## Begin

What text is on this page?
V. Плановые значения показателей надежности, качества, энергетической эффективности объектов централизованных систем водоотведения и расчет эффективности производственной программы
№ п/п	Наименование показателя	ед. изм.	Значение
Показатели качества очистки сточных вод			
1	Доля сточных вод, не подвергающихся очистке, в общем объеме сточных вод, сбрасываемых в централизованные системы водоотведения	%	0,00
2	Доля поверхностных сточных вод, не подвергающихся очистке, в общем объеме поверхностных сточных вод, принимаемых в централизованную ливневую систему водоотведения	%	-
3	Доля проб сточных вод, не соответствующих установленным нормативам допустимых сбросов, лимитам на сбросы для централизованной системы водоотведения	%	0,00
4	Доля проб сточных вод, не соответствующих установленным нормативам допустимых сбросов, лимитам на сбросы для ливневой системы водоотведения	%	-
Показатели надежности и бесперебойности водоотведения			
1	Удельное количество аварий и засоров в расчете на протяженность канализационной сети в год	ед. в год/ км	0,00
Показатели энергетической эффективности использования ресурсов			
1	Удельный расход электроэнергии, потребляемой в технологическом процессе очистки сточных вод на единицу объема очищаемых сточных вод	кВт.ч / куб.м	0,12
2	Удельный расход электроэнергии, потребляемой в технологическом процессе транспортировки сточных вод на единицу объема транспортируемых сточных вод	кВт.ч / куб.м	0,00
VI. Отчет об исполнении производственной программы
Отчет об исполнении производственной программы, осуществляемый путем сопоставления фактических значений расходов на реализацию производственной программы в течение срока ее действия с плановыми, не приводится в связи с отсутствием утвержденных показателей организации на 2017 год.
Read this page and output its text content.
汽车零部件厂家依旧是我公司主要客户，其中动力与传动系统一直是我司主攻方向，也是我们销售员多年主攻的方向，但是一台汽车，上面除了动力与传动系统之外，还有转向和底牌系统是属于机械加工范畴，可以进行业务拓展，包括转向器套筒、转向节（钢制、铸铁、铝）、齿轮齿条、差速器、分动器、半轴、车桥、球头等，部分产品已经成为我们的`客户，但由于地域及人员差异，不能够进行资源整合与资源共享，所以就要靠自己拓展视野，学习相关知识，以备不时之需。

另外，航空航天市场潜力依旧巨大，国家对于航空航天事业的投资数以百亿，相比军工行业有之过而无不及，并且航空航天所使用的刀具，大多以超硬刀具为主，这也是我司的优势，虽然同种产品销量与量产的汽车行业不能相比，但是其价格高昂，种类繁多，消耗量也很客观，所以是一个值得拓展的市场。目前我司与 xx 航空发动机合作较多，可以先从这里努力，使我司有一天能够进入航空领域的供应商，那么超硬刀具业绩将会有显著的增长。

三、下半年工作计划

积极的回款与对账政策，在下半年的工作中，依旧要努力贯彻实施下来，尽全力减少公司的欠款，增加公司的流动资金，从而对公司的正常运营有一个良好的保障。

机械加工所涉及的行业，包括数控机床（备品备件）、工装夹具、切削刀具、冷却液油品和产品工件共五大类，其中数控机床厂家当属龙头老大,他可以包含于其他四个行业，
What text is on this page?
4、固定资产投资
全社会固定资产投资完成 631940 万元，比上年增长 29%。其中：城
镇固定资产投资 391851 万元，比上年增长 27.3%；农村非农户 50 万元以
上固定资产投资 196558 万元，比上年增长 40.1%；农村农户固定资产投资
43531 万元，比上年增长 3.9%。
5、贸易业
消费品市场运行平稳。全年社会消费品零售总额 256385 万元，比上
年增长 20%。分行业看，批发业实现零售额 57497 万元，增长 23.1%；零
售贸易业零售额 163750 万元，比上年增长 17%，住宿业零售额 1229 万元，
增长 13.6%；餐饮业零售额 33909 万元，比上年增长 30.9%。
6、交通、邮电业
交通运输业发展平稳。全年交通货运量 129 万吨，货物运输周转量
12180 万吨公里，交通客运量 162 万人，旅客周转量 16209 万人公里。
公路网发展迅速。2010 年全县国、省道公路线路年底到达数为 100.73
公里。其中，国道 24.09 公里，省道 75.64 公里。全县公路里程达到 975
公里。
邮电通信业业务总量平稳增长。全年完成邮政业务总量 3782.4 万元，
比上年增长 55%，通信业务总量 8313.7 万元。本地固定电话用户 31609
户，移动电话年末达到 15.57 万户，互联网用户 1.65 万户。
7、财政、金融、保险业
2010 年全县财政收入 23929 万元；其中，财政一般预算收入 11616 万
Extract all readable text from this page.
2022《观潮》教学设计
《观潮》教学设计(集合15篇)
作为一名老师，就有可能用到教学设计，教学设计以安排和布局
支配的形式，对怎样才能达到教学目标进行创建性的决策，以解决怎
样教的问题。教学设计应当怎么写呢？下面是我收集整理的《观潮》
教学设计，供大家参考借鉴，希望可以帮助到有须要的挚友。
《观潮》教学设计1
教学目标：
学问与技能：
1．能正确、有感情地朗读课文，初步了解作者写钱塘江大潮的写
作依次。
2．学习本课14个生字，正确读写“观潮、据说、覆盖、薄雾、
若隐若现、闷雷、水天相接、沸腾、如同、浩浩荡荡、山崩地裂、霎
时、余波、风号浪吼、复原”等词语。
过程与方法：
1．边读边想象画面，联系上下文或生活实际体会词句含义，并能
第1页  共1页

## End

Identify the lines that hold the word "процессе". Copy every one of them.

The reply:
1	Удельный расход электроэнергии, потребляемой в технологическом процессе очистки сточных вод на единицу объема очищаемых сточных вод	кВт.ч / куб.м	0,12
2	Удельный расход электроэнергии, потребляемой в технологическом процессе транспортировки сточных вод на единицу объема транспортируемых сточных вод	кВт.ч / куб.м	0,00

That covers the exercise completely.